Copy out all lines in the data below containing the string "Using".

━━━ Data for the task ━━━

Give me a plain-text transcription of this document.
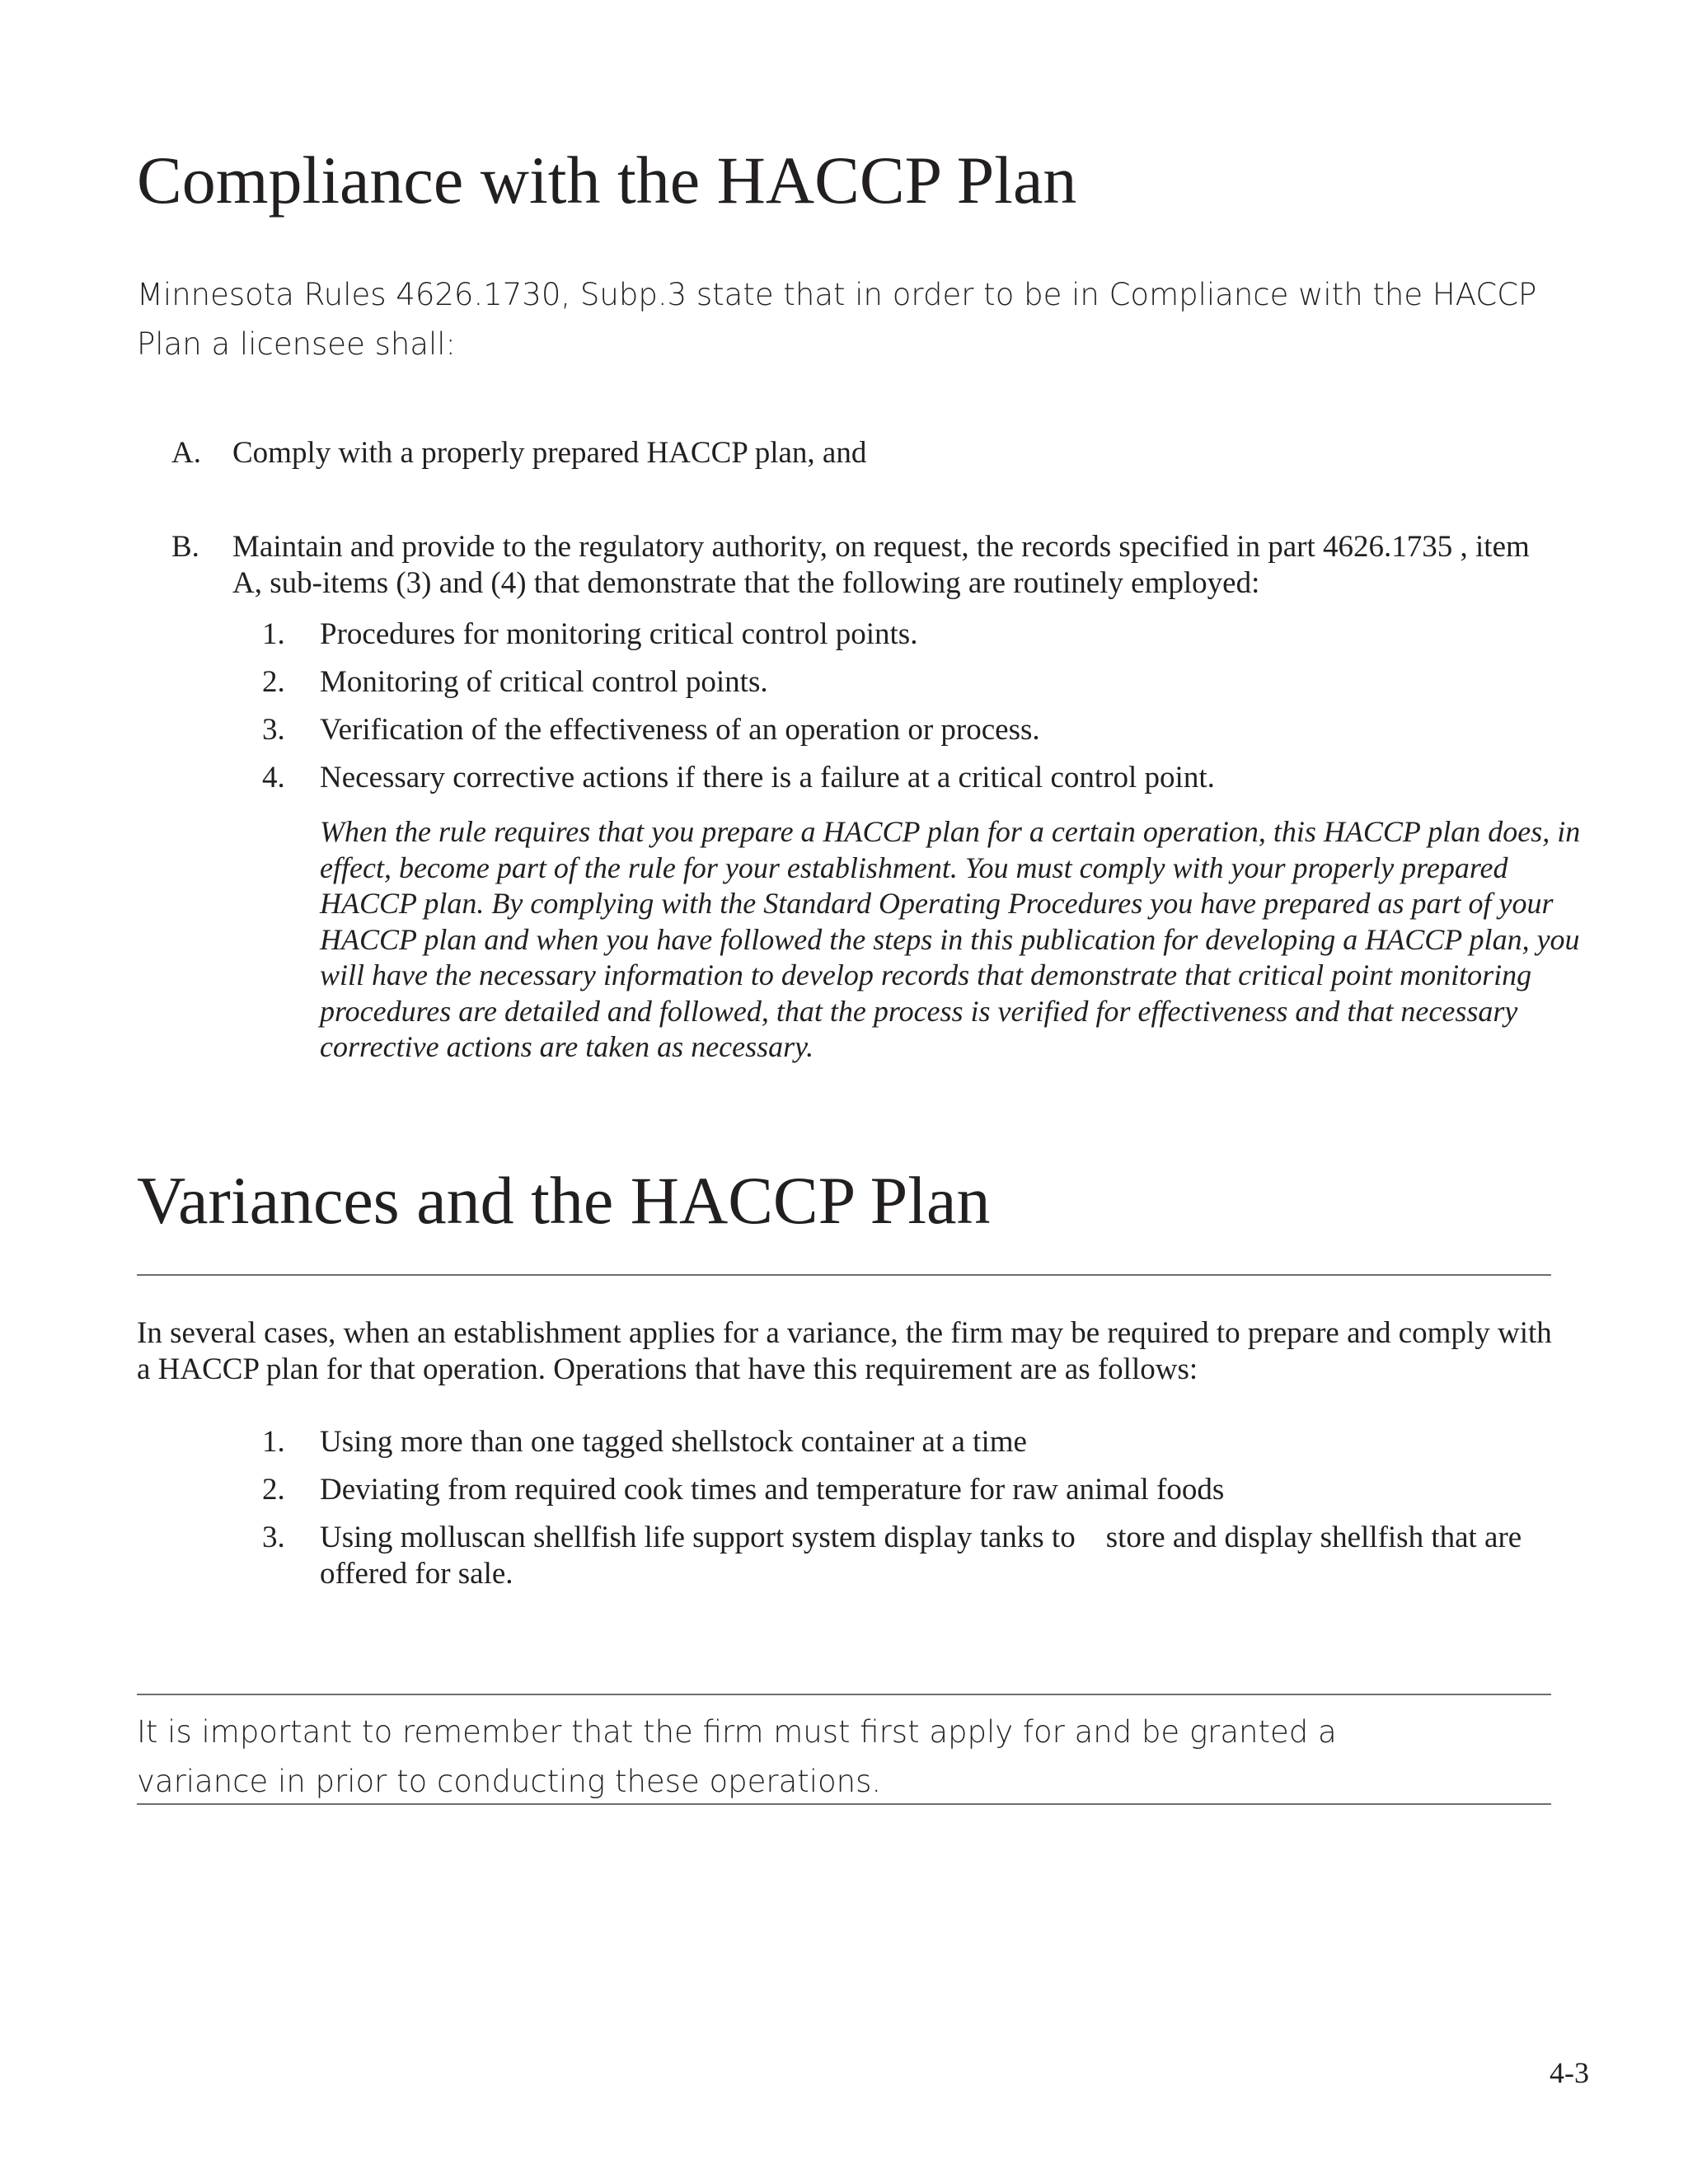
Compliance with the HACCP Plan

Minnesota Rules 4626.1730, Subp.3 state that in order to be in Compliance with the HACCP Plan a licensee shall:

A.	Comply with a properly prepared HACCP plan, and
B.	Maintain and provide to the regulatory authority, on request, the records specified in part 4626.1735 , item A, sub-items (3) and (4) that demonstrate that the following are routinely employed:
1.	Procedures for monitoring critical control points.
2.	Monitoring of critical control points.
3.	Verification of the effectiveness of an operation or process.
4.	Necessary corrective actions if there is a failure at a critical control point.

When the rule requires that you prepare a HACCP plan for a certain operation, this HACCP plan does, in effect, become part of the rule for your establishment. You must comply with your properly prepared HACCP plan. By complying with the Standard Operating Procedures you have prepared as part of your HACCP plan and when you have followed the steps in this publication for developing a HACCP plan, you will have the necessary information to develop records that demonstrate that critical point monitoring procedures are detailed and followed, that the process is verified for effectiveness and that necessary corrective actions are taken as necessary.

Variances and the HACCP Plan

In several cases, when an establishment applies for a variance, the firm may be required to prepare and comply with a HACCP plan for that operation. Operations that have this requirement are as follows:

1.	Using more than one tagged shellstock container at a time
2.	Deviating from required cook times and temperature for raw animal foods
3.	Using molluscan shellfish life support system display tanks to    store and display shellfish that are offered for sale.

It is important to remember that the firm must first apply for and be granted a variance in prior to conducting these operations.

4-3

━━━
━━━ Data for the task ━━━

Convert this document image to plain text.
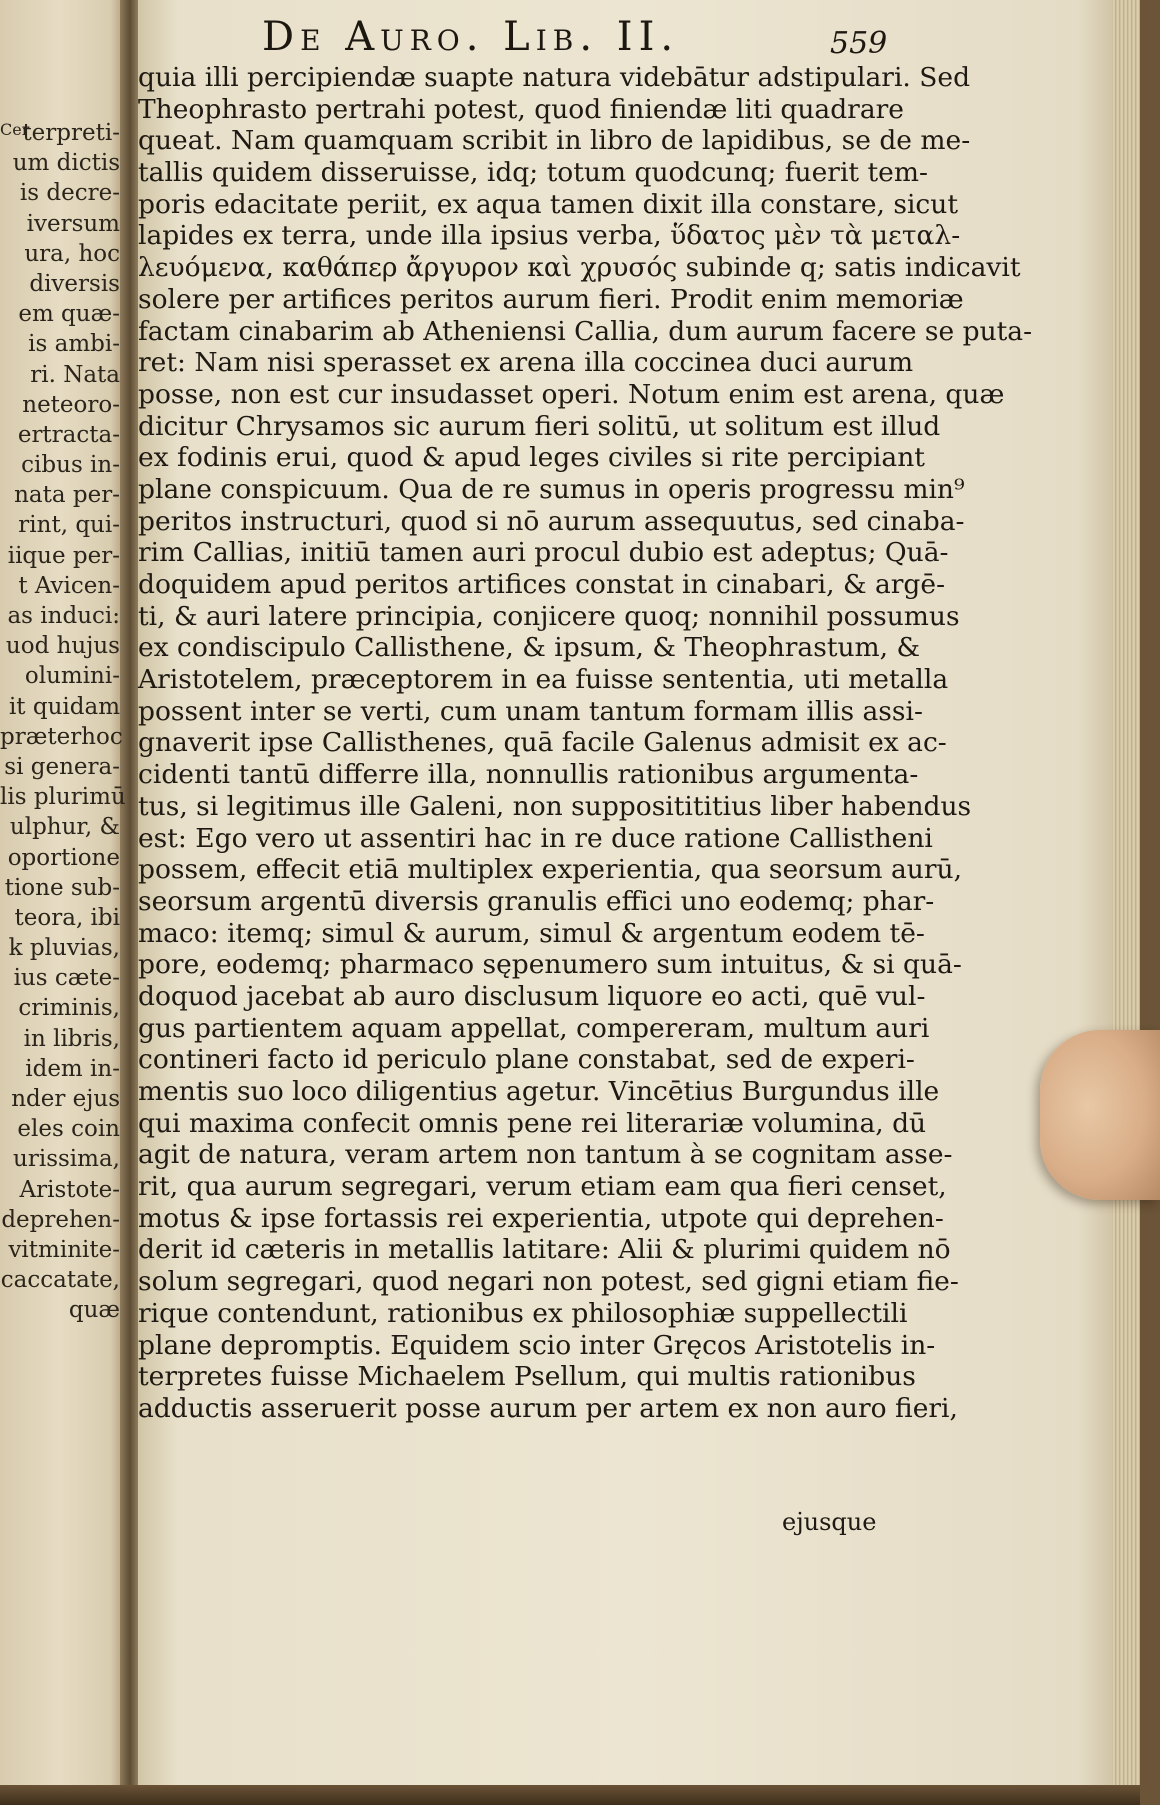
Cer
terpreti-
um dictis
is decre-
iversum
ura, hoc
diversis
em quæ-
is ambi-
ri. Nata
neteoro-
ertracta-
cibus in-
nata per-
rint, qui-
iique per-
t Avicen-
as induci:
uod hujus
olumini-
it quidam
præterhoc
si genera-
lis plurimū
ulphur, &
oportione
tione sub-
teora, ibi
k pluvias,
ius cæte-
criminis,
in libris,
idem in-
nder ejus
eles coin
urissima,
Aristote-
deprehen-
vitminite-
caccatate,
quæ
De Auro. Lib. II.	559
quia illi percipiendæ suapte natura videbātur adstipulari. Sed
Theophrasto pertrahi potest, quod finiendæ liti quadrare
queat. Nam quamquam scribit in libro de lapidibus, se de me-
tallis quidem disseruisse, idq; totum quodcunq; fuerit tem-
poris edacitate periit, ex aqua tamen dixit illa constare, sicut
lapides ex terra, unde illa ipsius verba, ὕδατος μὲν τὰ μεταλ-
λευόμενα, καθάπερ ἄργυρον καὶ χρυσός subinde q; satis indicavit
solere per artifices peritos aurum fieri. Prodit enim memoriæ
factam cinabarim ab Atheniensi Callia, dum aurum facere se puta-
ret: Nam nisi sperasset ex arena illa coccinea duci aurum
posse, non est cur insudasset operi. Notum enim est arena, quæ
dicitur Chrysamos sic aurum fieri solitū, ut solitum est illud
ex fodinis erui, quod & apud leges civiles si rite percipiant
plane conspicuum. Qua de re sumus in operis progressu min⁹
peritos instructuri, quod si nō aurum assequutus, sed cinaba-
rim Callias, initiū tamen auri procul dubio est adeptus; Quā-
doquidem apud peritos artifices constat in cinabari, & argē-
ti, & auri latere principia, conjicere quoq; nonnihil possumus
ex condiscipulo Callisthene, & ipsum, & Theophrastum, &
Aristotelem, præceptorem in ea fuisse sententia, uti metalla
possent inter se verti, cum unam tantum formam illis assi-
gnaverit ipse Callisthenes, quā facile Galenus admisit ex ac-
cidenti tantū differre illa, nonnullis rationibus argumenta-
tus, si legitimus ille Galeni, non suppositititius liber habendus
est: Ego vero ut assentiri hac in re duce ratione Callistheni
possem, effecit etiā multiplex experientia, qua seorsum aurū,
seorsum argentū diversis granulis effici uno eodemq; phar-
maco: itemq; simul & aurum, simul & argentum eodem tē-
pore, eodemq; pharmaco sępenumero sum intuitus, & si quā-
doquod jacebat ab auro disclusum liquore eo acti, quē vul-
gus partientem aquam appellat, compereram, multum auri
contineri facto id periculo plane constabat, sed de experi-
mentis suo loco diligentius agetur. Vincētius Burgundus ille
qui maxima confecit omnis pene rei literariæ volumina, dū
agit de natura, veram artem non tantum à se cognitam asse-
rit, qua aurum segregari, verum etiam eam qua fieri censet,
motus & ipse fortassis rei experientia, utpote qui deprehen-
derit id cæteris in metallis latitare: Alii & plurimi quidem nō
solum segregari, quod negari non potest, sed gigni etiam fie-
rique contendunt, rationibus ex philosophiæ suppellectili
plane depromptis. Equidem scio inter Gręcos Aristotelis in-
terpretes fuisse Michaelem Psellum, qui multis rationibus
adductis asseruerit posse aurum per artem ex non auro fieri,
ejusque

━━━

Result of this exercise:
1.	Using more than one tagged shellstock container at a time
3.	Using molluscan shellfish life support system display tanks to    store and display shellfish that are offered for sale.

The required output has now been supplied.